┌─ Text segment

The FCOMIP instruction is similar to FCOMI but also pops the register stack following the comparison operation. To pop the register stack, the processor marks the ST(0) register as empty and increments the stack pointer (TOP) by 1.

src1 src2 32-bit 64-bit description
st(0) st(i) X X  
class pycca.asm.instructions.fdiv(*args)[source]

Divides the destination operand by the source operand and stores the result in the destination location. The destination operand (dividend) is always in an FPU register; the source operand (divisor) can be a register or a memory location. Source operands in memory can be in single-precision or double-precision floating-point format.

dst src 32-bit 64-bit description
st(j) st(i) X X dst /= src (at least one operand must be st(0))
class pycca.asm.instructions.fdivp(*args)[source]

The FDIVP instructions are similar to FDIV but perform the additional operation of popping the FPU register stack after storing the result. To pop the register stack, the processor marks the ST(0) register as empty and increments the stack pointer (TOP) by 1.

dst src 32-bit 64-bit description
st(i) st(0) X X X X dst /= st(0), pop st(0) from FP stack st(1) /= st(0), pop st(0) from FP stack
class pycca.asm.instructions.fiadd(src)[source]

The FIADD instructions are similar to FADD, but convert an integer source operand to double extended-precision floating-point format before performing the addition.

src 32-bit 64-bit description
m32 X X ST(0) += src
m64 X X  
class pycca.asm.instructions.fidiv(src)[source]

Divides the destination operand by the source operand and stores the result in the destination location. The destination operand (dividend) is always in an FPU register; the source operand (divisor) can be a register or a memory location. Source operands in memory can be in word or doubleword integer format.

src 32-bit 64-bit description
m32 X X ST(0) /= src
m64 X X  
class pycca.asm.instructions.fild(src)[source]

Converts the signed-integer source operand into double extended-precision floating-point format and pushes the value onto the FPU register stack.

The source operand can be a word, doubleword, or quadword integer. It is loaded without rounding errors. The sign of the source operand is preserved.

src 32-bit 64-bit description
m16 X X Push 16 bit int at src onto FPU stack
m32 X X Push 32 bit int at src onto FPU stack
m64 X X Push 64 bit int at src onto FPU stack
class pycca.asm.instructions.fimul(src)[source]

Multiplies the destination and source operands and stores the product in the destination location. The destination operand is always an FPU data register; the source operand can be an FPU data register or a memory location. Source operands in memory can be in word or doubleword integer format.

src 32-bit 64-bit description
m32 X X ST(0) *= src
m64 X X  
class pycca.asm.instructions.fist(dst)[source]

The FIST instruction converts the value in the ST(0) register to a signed integer and stores the result in the destination operand.

Values can be stored in word or doubleword integer format. The destination operand specifies the address where the first byte of the destination value is to be stored.

dst 32-bit 64-bit description
m16 X X Store ST(0) to 16 bit signed int at dst
m32 X X Store ST(0) to 32 bit signed int at dst
class pycca.asm.instructions.fistp(src)[source]

The FISTP instruction performs the same operation as the FIST instruction and then pops the register stack.

To pop the register stack, the processor marks the ST(0) register as empty and increments the stack pointer (TOP) by 1. The FISTP instruction also stores values in quadword integer format.

└─
┌─ Supplied material

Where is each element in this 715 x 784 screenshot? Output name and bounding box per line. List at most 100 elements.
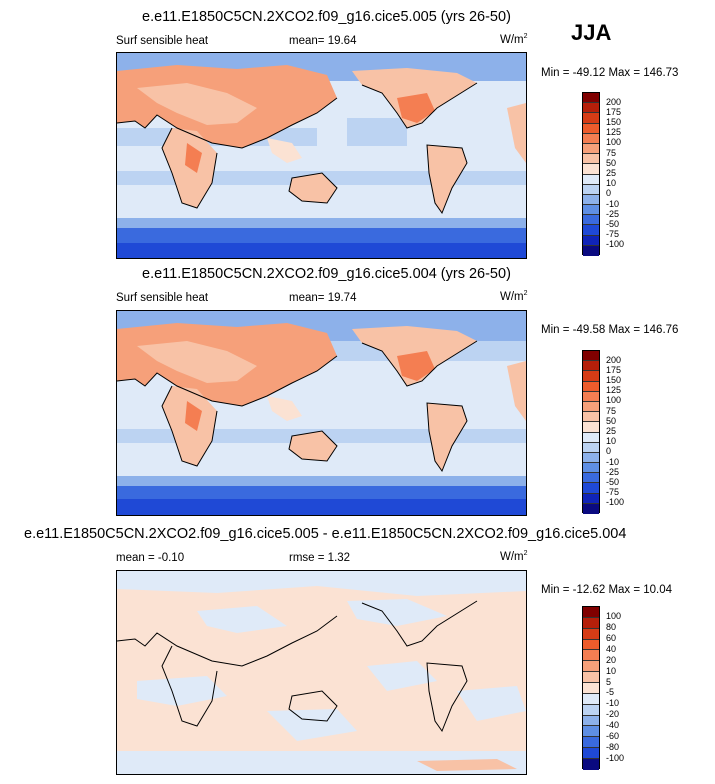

└─

▶ _Task list_
• 1. According to the floating-point instruction documentation, in what format can FISTP store values that FIST cannot?
• 2. Pick up the floating-point instruction documentation after its final sentence and continue it.

▶ _Answer list_
• 1. Quadword integer format.

• 2.
dst 32-bit 64-bit description
m16 X X Store ST(0) to 16 bit signed int at dst
m32 X X Store ST(0) to 32 bit signed int at dst
m64 X X Store ST(0) to 64 bit signed int at dst
class pycca.asm.instructions.fisub(src)[source]

Subtracts the source operand from the destination operand and stores the difference in the destination location. The destination operand is always an FPU data register; the source operand can be a register or a memory location. Source operands in memory can be in word or doubleword integer format.

src 32-bit 64-bit description
m32 X X ST(0) -= src
m64 X X  
class pycca.asm.instructions.fld(src)[source]

Pushes the source operand onto the FPU register stack.

The source operand can be in single-precision, double-precision, or double extended-precision floating-point format. If the source operand is in single-precision or double-precision floating-point format, it is automatically converted to the double extended-precision floating-point format before being pushed on the stack.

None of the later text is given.